**Stored data entries:**
%%

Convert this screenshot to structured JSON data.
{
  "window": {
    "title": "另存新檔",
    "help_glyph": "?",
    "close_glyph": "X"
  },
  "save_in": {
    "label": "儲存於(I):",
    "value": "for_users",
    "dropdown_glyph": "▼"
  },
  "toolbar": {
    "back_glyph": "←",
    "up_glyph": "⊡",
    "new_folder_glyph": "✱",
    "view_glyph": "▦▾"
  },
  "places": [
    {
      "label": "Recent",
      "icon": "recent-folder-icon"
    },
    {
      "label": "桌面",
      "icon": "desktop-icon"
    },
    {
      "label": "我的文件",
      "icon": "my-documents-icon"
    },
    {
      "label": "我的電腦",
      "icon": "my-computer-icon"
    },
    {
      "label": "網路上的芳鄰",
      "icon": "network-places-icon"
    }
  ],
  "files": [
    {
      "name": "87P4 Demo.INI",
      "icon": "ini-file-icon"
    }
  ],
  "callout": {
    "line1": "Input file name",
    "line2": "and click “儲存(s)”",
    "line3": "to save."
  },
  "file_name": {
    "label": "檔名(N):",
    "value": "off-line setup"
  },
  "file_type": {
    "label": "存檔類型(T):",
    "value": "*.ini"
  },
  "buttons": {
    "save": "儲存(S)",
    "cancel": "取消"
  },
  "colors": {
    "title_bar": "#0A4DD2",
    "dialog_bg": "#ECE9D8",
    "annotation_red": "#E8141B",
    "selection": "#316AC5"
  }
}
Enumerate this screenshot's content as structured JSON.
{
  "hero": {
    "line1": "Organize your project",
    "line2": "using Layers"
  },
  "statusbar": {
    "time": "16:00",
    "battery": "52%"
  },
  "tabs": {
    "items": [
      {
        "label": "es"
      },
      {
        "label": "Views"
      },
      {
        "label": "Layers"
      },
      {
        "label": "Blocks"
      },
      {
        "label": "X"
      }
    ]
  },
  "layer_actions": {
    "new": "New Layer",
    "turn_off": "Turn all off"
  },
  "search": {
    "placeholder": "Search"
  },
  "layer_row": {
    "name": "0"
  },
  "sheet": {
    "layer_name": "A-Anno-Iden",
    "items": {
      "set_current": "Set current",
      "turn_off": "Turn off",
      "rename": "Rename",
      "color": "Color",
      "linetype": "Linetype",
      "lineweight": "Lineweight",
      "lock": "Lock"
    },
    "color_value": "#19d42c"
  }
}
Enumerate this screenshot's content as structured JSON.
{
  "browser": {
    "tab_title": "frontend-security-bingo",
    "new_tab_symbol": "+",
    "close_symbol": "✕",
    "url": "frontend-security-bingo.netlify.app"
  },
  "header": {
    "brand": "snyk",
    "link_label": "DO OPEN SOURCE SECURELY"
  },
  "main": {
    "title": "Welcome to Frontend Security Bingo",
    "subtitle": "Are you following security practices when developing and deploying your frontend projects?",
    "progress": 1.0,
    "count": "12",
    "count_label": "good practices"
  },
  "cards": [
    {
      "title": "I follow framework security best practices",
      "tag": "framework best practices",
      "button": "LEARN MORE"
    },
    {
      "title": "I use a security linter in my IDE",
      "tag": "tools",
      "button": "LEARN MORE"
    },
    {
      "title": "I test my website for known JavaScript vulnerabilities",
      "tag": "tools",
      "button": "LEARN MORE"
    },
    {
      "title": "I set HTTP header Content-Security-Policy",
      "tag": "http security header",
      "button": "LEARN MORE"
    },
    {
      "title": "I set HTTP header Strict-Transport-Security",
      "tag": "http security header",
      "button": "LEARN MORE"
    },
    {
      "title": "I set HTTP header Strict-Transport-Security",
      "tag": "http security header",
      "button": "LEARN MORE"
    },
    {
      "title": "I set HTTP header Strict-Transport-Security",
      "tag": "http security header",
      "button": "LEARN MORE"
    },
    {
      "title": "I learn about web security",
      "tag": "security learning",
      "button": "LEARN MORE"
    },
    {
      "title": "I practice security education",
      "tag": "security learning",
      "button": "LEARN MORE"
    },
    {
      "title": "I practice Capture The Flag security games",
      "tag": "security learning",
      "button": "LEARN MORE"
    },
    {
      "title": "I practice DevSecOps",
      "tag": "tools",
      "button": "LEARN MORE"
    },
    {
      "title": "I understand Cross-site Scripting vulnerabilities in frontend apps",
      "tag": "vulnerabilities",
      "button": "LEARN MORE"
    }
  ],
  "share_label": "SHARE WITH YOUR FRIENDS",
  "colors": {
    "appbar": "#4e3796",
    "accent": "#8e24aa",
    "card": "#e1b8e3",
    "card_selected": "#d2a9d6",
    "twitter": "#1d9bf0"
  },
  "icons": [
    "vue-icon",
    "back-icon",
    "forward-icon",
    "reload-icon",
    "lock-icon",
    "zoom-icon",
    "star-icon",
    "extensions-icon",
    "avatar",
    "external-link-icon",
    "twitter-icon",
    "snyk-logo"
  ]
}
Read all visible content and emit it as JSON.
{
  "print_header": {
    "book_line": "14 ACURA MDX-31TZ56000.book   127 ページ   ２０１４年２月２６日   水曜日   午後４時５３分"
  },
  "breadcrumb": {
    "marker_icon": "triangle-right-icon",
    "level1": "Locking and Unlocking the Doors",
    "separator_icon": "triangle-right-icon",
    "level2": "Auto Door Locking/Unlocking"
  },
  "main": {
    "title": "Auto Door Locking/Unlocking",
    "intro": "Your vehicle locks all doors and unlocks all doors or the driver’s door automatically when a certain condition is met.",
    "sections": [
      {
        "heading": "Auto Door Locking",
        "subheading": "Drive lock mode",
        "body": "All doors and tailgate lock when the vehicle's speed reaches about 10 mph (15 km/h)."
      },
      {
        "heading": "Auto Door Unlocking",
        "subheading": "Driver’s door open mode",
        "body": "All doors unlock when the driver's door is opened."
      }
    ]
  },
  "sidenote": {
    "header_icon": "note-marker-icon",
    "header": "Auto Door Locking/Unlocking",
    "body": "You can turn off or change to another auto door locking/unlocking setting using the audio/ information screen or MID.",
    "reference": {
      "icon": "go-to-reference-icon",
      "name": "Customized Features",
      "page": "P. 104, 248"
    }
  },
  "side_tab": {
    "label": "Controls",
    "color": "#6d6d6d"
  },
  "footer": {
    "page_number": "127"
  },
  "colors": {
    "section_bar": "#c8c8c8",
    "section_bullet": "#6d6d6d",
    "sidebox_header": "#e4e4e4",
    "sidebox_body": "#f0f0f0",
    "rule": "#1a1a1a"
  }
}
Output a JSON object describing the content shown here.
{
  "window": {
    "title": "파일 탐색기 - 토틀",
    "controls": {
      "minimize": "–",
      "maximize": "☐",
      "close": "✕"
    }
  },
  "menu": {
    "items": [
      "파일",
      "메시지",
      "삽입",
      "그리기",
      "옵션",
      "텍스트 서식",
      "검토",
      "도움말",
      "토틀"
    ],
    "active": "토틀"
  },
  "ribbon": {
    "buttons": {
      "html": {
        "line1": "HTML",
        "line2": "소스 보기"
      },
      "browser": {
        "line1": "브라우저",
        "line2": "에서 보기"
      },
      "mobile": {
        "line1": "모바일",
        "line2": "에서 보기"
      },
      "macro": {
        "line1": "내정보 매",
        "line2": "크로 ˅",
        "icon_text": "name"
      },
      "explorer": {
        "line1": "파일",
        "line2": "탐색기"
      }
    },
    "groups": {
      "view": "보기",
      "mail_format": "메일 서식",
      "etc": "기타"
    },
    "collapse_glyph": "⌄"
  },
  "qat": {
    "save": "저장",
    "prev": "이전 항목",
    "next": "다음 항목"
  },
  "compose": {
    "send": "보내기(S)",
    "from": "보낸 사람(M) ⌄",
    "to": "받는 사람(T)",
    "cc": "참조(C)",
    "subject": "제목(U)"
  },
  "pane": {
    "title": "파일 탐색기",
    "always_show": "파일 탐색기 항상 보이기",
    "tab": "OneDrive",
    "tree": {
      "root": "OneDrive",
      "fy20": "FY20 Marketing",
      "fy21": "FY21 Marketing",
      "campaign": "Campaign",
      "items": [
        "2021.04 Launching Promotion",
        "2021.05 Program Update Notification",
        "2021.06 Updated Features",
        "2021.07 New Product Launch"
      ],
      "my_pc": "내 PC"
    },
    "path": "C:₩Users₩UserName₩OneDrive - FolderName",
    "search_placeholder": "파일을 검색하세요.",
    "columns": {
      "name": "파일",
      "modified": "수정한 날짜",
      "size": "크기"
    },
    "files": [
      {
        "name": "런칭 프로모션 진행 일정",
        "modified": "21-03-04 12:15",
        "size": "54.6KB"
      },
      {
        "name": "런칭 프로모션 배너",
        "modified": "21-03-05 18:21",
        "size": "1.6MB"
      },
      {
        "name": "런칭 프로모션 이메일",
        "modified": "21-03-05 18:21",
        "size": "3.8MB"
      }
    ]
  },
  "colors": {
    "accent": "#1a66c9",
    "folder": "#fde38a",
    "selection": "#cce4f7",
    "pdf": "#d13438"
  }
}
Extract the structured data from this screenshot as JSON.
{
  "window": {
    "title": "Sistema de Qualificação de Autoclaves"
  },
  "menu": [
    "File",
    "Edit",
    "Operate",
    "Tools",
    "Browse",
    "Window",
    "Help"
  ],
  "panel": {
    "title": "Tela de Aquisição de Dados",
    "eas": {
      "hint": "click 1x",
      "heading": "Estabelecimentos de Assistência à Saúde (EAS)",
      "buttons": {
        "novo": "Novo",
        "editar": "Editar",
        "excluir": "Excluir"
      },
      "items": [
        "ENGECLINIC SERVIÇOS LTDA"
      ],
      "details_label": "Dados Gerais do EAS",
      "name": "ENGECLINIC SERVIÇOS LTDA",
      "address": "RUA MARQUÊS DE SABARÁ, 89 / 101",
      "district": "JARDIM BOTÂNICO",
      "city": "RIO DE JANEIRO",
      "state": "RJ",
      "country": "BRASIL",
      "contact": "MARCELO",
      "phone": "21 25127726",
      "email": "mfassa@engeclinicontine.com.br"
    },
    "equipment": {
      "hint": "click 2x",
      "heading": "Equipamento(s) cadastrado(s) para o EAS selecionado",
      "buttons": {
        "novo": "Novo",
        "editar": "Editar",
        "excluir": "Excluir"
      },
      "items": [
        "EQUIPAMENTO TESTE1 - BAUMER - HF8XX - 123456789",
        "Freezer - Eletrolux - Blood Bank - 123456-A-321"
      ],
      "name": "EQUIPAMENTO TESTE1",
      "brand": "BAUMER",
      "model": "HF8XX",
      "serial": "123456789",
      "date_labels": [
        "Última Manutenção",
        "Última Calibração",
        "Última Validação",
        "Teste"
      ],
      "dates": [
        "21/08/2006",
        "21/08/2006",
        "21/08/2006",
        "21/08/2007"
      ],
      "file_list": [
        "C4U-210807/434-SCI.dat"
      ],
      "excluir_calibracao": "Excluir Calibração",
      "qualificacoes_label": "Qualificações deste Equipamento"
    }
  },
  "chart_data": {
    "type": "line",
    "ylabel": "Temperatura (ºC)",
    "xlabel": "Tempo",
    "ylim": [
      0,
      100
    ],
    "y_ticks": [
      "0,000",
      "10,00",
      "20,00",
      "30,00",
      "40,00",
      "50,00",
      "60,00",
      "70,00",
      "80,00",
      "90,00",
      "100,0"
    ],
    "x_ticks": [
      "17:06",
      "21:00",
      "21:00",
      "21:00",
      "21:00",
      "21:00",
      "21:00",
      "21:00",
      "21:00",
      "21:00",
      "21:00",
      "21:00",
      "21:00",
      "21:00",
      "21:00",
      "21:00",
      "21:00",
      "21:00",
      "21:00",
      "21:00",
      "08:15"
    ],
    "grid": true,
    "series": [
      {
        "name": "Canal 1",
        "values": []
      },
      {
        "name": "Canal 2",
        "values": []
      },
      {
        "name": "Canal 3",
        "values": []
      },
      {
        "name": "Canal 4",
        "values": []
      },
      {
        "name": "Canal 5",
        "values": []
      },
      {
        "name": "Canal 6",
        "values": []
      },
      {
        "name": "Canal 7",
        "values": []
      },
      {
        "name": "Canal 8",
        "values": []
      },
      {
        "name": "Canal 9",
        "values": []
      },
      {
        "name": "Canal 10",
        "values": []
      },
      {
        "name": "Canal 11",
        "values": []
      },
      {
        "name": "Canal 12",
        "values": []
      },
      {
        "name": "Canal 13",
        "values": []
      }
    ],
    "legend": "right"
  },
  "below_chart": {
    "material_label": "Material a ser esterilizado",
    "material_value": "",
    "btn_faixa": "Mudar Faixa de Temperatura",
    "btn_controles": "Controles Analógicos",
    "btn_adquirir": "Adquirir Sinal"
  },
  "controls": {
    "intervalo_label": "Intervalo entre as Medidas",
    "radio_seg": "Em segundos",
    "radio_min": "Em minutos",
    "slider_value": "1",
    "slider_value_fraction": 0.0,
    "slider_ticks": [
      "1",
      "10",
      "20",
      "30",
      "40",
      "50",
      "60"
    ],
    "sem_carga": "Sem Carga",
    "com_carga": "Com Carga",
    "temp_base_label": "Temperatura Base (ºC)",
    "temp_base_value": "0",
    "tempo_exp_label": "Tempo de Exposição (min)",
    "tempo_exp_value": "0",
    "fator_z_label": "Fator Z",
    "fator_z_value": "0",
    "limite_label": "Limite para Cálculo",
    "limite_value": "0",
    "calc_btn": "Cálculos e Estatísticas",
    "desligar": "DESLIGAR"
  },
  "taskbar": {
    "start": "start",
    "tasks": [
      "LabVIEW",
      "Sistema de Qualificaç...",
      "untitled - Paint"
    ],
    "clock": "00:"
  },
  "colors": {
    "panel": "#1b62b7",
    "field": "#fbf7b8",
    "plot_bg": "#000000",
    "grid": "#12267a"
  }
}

%%

**Exercise requirements:**
Go through the listing above and work out how many lines contain the string "BAUMER". Reply with the number alone.

**Output for this exercise:**
2